Given exercise: Collect all lines from the listing that include the string "ignition".

Data in this exercise:
· · · · · · ·

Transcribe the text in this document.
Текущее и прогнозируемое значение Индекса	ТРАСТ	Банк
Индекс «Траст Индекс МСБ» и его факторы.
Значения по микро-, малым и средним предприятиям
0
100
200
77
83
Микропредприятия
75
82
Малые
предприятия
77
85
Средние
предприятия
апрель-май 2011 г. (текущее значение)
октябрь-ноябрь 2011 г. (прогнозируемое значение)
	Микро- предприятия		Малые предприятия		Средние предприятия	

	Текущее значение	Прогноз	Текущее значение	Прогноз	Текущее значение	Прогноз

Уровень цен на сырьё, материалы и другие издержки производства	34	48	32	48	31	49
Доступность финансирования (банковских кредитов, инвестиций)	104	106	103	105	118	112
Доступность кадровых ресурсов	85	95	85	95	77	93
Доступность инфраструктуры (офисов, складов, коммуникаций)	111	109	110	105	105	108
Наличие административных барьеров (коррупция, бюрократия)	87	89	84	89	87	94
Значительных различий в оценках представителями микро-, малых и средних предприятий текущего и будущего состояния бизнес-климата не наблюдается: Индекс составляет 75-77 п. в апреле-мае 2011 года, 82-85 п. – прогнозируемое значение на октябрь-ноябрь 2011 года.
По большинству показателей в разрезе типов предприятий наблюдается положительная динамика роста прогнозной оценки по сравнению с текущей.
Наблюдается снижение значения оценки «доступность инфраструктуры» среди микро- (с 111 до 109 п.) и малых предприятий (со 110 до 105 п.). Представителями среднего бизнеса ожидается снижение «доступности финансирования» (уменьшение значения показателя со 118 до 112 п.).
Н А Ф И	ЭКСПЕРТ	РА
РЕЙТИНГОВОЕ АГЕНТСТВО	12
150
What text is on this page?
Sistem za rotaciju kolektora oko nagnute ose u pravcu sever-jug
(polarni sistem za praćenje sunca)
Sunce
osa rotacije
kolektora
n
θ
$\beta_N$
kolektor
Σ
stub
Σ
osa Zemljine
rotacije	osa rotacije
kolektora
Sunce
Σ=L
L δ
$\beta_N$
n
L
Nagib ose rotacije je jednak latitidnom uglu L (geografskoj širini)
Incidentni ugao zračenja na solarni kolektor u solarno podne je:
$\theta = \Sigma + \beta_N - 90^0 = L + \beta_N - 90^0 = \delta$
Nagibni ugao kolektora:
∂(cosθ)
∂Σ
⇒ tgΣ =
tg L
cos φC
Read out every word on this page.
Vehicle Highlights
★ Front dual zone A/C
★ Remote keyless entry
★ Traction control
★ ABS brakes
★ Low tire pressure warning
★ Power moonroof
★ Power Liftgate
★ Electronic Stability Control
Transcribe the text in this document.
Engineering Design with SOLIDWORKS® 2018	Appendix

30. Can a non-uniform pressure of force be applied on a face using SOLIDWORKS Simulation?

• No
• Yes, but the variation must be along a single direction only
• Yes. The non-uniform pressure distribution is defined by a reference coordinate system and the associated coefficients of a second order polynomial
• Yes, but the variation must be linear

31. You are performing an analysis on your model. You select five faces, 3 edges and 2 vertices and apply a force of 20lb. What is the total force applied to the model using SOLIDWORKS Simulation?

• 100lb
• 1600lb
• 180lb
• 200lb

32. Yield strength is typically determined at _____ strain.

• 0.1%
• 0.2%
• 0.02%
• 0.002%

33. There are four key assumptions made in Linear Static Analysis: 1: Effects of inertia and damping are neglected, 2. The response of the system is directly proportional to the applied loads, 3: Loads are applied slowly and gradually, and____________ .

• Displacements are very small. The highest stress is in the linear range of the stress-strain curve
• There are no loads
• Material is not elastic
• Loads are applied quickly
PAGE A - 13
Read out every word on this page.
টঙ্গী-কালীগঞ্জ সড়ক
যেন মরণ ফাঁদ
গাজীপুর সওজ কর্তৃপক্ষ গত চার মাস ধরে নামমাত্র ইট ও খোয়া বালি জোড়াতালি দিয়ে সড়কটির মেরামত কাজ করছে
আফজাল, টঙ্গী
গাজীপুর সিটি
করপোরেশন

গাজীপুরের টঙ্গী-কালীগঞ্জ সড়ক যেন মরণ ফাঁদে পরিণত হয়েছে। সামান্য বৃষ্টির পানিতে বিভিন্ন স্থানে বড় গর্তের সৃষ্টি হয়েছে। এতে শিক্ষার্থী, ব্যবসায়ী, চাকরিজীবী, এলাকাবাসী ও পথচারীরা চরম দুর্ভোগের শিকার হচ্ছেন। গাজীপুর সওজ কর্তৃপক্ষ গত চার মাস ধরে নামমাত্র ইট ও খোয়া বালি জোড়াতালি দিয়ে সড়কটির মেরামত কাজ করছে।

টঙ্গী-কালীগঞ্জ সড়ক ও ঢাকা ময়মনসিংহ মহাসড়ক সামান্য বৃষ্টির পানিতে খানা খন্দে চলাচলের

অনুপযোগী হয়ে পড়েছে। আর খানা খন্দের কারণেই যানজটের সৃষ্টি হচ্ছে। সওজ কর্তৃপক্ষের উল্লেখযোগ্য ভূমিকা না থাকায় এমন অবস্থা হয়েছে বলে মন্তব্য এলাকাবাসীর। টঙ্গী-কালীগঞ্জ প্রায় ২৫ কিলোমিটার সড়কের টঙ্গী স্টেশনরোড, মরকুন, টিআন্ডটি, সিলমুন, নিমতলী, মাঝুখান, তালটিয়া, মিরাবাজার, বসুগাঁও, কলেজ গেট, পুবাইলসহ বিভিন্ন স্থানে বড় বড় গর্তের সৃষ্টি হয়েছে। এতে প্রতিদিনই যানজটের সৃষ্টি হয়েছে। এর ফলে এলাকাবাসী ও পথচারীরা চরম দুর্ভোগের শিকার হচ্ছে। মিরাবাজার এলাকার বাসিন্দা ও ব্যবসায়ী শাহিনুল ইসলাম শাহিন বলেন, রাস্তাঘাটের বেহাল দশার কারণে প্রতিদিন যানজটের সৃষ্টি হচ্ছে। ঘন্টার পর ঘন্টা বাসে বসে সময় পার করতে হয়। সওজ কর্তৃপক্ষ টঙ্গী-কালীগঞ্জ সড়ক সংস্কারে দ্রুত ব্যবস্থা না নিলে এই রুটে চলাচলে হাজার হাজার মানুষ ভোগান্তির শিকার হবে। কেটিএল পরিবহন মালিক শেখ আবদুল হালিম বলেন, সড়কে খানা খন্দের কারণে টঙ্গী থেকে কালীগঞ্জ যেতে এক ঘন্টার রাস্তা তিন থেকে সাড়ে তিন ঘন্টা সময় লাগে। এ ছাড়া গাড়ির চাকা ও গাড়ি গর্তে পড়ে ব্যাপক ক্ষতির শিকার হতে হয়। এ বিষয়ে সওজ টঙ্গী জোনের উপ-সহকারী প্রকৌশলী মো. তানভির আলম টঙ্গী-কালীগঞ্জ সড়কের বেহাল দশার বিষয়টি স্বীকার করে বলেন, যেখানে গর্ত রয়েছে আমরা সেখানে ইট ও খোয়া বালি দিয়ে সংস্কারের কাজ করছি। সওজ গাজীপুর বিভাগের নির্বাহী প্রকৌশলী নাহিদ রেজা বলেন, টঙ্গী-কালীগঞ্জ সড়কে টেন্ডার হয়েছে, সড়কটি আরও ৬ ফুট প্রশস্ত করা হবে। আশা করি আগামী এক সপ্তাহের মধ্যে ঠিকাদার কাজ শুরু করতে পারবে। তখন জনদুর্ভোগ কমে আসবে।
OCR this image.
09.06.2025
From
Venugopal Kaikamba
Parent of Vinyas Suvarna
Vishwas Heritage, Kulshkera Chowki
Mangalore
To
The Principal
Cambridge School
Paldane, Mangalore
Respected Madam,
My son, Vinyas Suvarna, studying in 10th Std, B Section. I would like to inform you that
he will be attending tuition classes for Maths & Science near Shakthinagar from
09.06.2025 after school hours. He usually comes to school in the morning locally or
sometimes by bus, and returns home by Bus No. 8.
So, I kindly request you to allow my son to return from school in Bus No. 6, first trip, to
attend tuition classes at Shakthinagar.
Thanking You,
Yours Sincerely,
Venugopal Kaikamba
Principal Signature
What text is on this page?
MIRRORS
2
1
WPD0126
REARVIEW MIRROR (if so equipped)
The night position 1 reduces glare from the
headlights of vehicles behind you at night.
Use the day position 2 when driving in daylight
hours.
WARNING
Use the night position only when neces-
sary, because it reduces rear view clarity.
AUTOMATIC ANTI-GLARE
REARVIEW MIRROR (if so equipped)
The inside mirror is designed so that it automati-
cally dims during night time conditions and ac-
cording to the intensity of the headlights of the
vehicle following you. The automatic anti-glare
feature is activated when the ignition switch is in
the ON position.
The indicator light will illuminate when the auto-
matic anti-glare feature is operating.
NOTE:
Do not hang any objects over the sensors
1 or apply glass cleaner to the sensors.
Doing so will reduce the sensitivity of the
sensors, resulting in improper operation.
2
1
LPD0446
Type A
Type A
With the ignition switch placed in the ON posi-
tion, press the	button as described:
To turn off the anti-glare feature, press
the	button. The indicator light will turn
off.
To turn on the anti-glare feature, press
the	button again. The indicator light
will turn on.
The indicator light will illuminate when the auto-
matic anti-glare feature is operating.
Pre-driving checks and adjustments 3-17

· · · · · · ·

Written solution:
feature is activated when the ignition switch is in
With the ignition switch placed in the ON posi-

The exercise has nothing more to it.